Data to use:

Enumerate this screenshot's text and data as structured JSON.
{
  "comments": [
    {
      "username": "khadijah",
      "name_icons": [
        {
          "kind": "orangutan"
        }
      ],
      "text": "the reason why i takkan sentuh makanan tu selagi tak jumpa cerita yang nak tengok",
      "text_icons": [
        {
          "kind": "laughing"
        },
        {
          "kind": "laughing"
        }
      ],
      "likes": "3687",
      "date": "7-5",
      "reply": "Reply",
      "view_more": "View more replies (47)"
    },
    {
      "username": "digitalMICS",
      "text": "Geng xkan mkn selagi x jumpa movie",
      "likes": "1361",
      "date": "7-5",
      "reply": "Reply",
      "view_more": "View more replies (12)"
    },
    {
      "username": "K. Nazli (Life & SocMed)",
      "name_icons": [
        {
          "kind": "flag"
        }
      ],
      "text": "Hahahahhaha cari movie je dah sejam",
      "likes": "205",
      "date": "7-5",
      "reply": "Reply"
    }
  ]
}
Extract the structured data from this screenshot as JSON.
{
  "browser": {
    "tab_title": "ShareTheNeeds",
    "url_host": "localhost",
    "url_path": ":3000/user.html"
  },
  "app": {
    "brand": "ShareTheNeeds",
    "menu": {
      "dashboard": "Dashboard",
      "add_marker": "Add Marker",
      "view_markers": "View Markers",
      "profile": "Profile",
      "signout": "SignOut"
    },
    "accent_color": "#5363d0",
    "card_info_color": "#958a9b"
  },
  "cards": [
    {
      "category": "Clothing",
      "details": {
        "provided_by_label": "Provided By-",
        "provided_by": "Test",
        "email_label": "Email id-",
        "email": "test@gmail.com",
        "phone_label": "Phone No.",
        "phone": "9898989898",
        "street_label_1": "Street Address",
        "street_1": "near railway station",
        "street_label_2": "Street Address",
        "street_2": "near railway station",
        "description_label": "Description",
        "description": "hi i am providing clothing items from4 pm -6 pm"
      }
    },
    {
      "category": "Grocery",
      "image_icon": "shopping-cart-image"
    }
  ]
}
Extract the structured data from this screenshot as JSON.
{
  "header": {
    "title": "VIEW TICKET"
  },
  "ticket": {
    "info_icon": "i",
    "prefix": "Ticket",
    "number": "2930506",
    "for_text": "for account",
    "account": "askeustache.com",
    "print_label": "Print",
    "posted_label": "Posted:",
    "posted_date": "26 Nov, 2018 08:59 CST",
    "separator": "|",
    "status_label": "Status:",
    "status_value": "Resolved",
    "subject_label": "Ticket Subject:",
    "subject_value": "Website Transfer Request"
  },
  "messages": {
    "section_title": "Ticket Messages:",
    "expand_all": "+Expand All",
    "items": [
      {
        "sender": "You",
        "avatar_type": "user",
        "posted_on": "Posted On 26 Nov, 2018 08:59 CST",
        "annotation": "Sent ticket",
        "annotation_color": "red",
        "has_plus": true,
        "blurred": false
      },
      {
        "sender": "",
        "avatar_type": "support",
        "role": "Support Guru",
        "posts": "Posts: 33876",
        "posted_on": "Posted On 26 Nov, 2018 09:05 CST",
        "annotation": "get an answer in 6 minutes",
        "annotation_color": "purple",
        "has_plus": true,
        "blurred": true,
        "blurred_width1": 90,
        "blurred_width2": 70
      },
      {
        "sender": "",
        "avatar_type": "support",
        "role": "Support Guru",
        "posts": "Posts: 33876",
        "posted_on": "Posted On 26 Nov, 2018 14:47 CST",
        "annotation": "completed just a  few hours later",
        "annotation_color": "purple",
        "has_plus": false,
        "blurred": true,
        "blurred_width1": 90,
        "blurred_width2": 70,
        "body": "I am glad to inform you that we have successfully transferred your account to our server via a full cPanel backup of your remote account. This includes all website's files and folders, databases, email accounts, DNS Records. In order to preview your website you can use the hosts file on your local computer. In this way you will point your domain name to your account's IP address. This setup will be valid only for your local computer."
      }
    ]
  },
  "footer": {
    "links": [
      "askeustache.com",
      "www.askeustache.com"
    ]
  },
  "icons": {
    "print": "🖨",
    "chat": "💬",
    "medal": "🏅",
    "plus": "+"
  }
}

The task:
Transcribe all of the material exactly. Omit nothing.

Task answer:
Enumerate this screenshot's text and data as structured JSON.
{
  "comments": [
    {
      "username": "khadijah",
      "name_icons": [
        {
          "kind": "orangutan"
        }
      ],
      "text": "the reason why i takkan sentuh makanan tu selagi tak jumpa cerita yang nak tengok",
      "text_icons": [
        {
          "kind": "laughing"
        },
        {
          "kind": "laughing"
        }
      ],
      "likes": "3687",
      "date": "7-5",
      "reply": "Reply",
      "view_more": "View more replies (47)"
    },
    {
      "username": "digitalMICS",
      "text": "Geng xkan mkn selagi x jumpa movie",
      "likes": "1361",
      "date": "7-5",
      "reply": "Reply",
      "view_more": "View more replies (12)"
    },
    {
      "username": "K. Nazli (Life & SocMed)",
      "name_icons": [
        {
          "kind": "flag"
        }
      ],
      "text": "Hahahahhaha cari movie je dah sejam",
      "likes": "205",
      "date": "7-5",
      "reply": "Reply"
    }
  ]
}
Extract the structured data from this screenshot as JSON.
{
  "browser": {
    "tab_title": "ShareTheNeeds",
    "url_host": "localhost",
    "url_path": ":3000/user.html"
  },
  "app": {
    "brand": "ShareTheNeeds",
    "menu": {
      "dashboard": "Dashboard",
      "add_marker": "Add Marker",
      "view_markers": "View Markers",
      "profile": "Profile",
      "signout": "SignOut"
    },
    "accent_color": "#5363d0",
    "card_info_color": "#958a9b"
  },
  "cards": [
    {
      "category": "Clothing",
      "details": {
        "provided_by_label": "Provided By-",
        "provided_by": "Test",
        "email_label": "Email id-",
        "email": "test@gmail.com",
        "phone_label": "Phone No.",
        "phone": "9898989898",
        "street_label_1": "Street Address",
        "street_1": "near railway station",
        "street_label_2": "Street Address",
        "street_2": "near railway station",
        "description_label": "Description",
        "description": "hi i am providing clothing items from4 pm -6 pm"
      }
    },
    {
      "category": "Grocery",
      "image_icon": "shopping-cart-image"
    }
  ]
}
Extract the structured data from this screenshot as JSON.
{
  "header": {
    "title": "VIEW TICKET"
  },
  "ticket": {
    "info_icon": "i",
    "prefix": "Ticket",
    "number": "2930506",
    "for_text": "for account",
    "account": "askeustache.com",
    "print_label": "Print",
    "posted_label": "Posted:",
    "posted_date": "26 Nov, 2018 08:59 CST",
    "separator": "|",
    "status_label": "Status:",
    "status_value": "Resolved",
    "subject_label": "Ticket Subject:",
    "subject_value": "Website Transfer Request"
  },
  "messages": {
    "section_title": "Ticket Messages:",
    "expand_all": "+Expand All",
    "items": [
      {
        "sender": "You",
        "avatar_type": "user",
        "posted_on": "Posted On 26 Nov, 2018 08:59 CST",
        "annotation": "Sent ticket",
        "annotation_color": "red",
        "has_plus": true,
        "blurred": false
      },
      {
        "sender": "",
        "avatar_type": "support",
        "role": "Support Guru",
        "posts": "Posts: 33876",
        "posted_on": "Posted On 26 Nov, 2018 09:05 CST",
        "annotation": "get an answer in 6 minutes",
        "annotation_color": "purple",
        "has_plus": true,
        "blurred": true,
        "blurred_width1": 90,
        "blurred_width2": 70
      },
      {
        "sender": "",
        "avatar_type": "support",
        "role": "Support Guru",
        "posts": "Posts: 33876",
        "posted_on": "Posted On 26 Nov, 2018 14:47 CST",
        "annotation": "completed just a  few hours later",
        "annotation_color": "purple",
        "has_plus": false,
        "blurred": true,
        "blurred_width1": 90,
        "blurred_width2": 70,
        "body": "I am glad to inform you that we have successfully transferred your account to our server via a full cPanel backup of your remote account. This includes all website's files and folders, databases, email accounts, DNS Records. In order to preview your website you can use the hosts file on your local computer. In this way you will point your domain name to your account's IP address. This setup will be valid only for your local computer."
      }
    ]
  },
  "footer": {
    "links": [
      "askeustache.com",
      "www.askeustache.com"
    ]
  },
  "icons": {
    "print": "🖨",
    "chat": "💬",
    "medal": "🏅",
    "plus": "+"
  }
}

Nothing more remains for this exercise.